[Records contained in a dataset]
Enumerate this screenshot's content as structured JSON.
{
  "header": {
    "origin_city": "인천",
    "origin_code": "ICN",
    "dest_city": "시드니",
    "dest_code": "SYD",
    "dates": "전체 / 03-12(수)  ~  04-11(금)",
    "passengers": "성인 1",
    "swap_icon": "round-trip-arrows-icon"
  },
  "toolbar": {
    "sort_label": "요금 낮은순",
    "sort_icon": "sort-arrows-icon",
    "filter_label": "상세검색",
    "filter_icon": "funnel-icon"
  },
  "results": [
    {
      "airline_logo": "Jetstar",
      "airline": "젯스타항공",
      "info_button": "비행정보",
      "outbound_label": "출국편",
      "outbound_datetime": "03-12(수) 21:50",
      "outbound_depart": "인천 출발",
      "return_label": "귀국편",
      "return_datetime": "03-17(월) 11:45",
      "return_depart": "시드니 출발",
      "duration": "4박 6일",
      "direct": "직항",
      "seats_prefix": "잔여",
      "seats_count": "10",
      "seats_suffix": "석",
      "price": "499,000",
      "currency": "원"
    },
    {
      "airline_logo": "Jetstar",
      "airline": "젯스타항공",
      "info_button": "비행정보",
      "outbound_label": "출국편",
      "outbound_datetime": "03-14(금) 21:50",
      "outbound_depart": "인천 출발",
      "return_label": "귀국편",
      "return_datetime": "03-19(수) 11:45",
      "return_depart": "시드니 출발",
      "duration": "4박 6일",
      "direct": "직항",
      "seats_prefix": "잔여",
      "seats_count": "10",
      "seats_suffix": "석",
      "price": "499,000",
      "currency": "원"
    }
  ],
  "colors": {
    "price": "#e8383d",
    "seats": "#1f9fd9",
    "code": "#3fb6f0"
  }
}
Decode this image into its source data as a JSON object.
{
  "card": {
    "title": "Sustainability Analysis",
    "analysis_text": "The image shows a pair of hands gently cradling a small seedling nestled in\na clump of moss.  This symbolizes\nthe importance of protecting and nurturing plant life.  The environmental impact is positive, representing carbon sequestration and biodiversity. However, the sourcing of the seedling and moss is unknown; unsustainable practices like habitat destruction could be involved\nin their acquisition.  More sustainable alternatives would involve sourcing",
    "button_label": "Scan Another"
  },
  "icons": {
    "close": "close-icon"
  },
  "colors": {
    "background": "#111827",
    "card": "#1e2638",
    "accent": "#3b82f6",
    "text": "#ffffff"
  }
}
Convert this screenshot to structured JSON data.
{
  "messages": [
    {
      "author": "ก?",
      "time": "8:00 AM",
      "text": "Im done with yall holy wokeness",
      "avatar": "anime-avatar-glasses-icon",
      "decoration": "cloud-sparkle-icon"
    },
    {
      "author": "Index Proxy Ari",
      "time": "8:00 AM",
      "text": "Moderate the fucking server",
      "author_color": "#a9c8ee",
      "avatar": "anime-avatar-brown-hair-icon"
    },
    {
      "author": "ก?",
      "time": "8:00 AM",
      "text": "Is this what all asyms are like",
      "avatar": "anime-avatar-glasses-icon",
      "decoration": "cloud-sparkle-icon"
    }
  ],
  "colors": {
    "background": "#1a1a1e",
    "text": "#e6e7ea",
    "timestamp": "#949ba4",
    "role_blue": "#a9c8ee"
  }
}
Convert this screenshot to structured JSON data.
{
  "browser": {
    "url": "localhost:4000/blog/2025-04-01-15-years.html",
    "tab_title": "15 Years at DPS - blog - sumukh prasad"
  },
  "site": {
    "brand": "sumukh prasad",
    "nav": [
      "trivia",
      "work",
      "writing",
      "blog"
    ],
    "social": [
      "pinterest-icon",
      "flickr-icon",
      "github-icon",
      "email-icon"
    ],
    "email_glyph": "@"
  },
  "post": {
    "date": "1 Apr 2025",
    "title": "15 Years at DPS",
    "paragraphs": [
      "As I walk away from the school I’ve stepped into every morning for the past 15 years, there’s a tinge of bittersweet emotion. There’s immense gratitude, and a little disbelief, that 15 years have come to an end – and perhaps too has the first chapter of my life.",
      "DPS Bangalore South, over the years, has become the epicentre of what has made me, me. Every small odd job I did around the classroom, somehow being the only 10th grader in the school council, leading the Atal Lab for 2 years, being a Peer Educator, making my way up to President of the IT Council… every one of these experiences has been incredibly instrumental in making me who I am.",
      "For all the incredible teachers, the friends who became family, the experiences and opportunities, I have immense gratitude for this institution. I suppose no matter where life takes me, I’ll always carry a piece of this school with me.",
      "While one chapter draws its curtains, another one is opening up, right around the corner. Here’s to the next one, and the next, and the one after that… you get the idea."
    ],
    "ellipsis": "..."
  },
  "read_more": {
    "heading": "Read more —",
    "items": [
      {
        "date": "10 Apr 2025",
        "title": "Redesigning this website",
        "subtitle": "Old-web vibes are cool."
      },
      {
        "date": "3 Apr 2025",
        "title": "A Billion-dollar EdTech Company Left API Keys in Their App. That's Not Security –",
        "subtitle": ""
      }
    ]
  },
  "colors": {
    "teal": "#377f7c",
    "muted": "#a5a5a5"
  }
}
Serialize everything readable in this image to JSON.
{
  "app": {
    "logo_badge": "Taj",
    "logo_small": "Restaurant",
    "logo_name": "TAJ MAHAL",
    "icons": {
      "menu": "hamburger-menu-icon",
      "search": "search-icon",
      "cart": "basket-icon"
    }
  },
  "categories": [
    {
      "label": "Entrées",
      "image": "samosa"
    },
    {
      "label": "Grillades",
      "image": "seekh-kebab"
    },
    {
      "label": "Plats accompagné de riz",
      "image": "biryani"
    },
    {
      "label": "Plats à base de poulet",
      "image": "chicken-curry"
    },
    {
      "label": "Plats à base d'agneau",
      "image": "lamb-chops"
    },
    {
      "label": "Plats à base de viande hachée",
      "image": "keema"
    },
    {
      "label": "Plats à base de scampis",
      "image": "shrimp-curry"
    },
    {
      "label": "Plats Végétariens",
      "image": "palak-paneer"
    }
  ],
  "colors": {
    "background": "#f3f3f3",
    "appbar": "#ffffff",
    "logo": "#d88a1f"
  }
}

*WHAT TO WORK ON*
Exactly reproduce all of the entries above.

*CORRECT ANSWER*
Enumerate this screenshot's content as structured JSON.
{
  "header": {
    "origin_city": "인천",
    "origin_code": "ICN",
    "dest_city": "시드니",
    "dest_code": "SYD",
    "dates": "전체 / 03-12(수)  ~  04-11(금)",
    "passengers": "성인 1",
    "swap_icon": "round-trip-arrows-icon"
  },
  "toolbar": {
    "sort_label": "요금 낮은순",
    "sort_icon": "sort-arrows-icon",
    "filter_label": "상세검색",
    "filter_icon": "funnel-icon"
  },
  "results": [
    {
      "airline_logo": "Jetstar",
      "airline": "젯스타항공",
      "info_button": "비행정보",
      "outbound_label": "출국편",
      "outbound_datetime": "03-12(수) 21:50",
      "outbound_depart": "인천 출발",
      "return_label": "귀국편",
      "return_datetime": "03-17(월) 11:45",
      "return_depart": "시드니 출발",
      "duration": "4박 6일",
      "direct": "직항",
      "seats_prefix": "잔여",
      "seats_count": "10",
      "seats_suffix": "석",
      "price": "499,000",
      "currency": "원"
    },
    {
      "airline_logo": "Jetstar",
      "airline": "젯스타항공",
      "info_button": "비행정보",
      "outbound_label": "출국편",
      "outbound_datetime": "03-14(금) 21:50",
      "outbound_depart": "인천 출발",
      "return_label": "귀국편",
      "return_datetime": "03-19(수) 11:45",
      "return_depart": "시드니 출발",
      "duration": "4박 6일",
      "direct": "직항",
      "seats_prefix": "잔여",
      "seats_count": "10",
      "seats_suffix": "석",
      "price": "499,000",
      "currency": "원"
    }
  ],
  "colors": {
    "price": "#e8383d",
    "seats": "#1f9fd9",
    "code": "#3fb6f0"
  }
}
Decode this image into its source data as a JSON object.
{
  "card": {
    "title": "Sustainability Analysis",
    "analysis_text": "The image shows a pair of hands gently cradling a small seedling nestled in\na clump of moss.  This symbolizes\nthe importance of protecting and nurturing plant life.  The environmental impact is positive, representing carbon sequestration and biodiversity. However, the sourcing of the seedling and moss is unknown; unsustainable practices like habitat destruction could be involved\nin their acquisition.  More sustainable alternatives would involve sourcing",
    "button_label": "Scan Another"
  },
  "icons": {
    "close": "close-icon"
  },
  "colors": {
    "background": "#111827",
    "card": "#1e2638",
    "accent": "#3b82f6",
    "text": "#ffffff"
  }
}
Convert this screenshot to structured JSON data.
{
  "messages": [
    {
      "author": "ก?",
      "time": "8:00 AM",
      "text": "Im done with yall holy wokeness",
      "avatar": "anime-avatar-glasses-icon",
      "decoration": "cloud-sparkle-icon"
    },
    {
      "author": "Index Proxy Ari",
      "time": "8:00 AM",
      "text": "Moderate the fucking server",
      "author_color": "#a9c8ee",
      "avatar": "anime-avatar-brown-hair-icon"
    },
    {
      "author": "ก?",
      "time": "8:00 AM",
      "text": "Is this what all asyms are like",
      "avatar": "anime-avatar-glasses-icon",
      "decoration": "cloud-sparkle-icon"
    }
  ],
  "colors": {
    "background": "#1a1a1e",
    "text": "#e6e7ea",
    "timestamp": "#949ba4",
    "role_blue": "#a9c8ee"
  }
}
Convert this screenshot to structured JSON data.
{
  "browser": {
    "url": "localhost:4000/blog/2025-04-01-15-years.html",
    "tab_title": "15 Years at DPS - blog - sumukh prasad"
  },
  "site": {
    "brand": "sumukh prasad",
    "nav": [
      "trivia",
      "work",
      "writing",
      "blog"
    ],
    "social": [
      "pinterest-icon",
      "flickr-icon",
      "github-icon",
      "email-icon"
    ],
    "email_glyph": "@"
  },
  "post": {
    "date": "1 Apr 2025",
    "title": "15 Years at DPS",
    "paragraphs": [
      "As I walk away from the school I’ve stepped into every morning for the past 15 years, there’s a tinge of bittersweet emotion. There’s immense gratitude, and a little disbelief, that 15 years have come to an end – and perhaps too has the first chapter of my life.",
      "DPS Bangalore South, over the years, has become the epicentre of what has made me, me. Every small odd job I did around the classroom, somehow being the only 10th grader in the school council, leading the Atal Lab for 2 years, being a Peer Educator, making my way up to President of the IT Council… every one of these experiences has been incredibly instrumental in making me who I am.",
      "For all the incredible teachers, the friends who became family, the experiences and opportunities, I have immense gratitude for this institution. I suppose no matter where life takes me, I’ll always carry a piece of this school with me.",
      "While one chapter draws its curtains, another one is opening up, right around the corner. Here’s to the next one, and the next, and the one after that… you get the idea."
    ],
    "ellipsis": "..."
  },
  "read_more": {
    "heading": "Read more —",
    "items": [
      {
        "date": "10 Apr 2025",
        "title": "Redesigning this website",
        "subtitle": "Old-web vibes are cool."
      },
      {
        "date": "3 Apr 2025",
        "title": "A Billion-dollar EdTech Company Left API Keys in Their App. That's Not Security –",
        "subtitle": ""
      }
    ]
  },
  "colors": {
    "teal": "#377f7c",
    "muted": "#a5a5a5"
  }
}
Serialize everything readable in this image to JSON.
{
  "app": {
    "logo_badge": "Taj",
    "logo_small": "Restaurant",
    "logo_name": "TAJ MAHAL",
    "icons": {
      "menu": "hamburger-menu-icon",
      "search": "search-icon",
      "cart": "basket-icon"
    }
  },
  "categories": [
    {
      "label": "Entrées",
      "image": "samosa"
    },
    {
      "label": "Grillades",
      "image": "seekh-kebab"
    },
    {
      "label": "Plats accompagné de riz",
      "image": "biryani"
    },
    {
      "label": "Plats à base de poulet",
      "image": "chicken-curry"
    },
    {
      "label": "Plats à base d'agneau",
      "image": "lamb-chops"
    },
    {
      "label": "Plats à base de viande hachée",
      "image": "keema"
    },
    {
      "label": "Plats à base de scampis",
      "image": "shrimp-curry"
    },
    {
      "label": "Plats Végétariens",
      "image": "palak-paneer"
    }
  ],
  "colors": {
    "background": "#f3f3f3",
    "appbar": "#ffffff",
    "logo": "#d88a1f"
  }
}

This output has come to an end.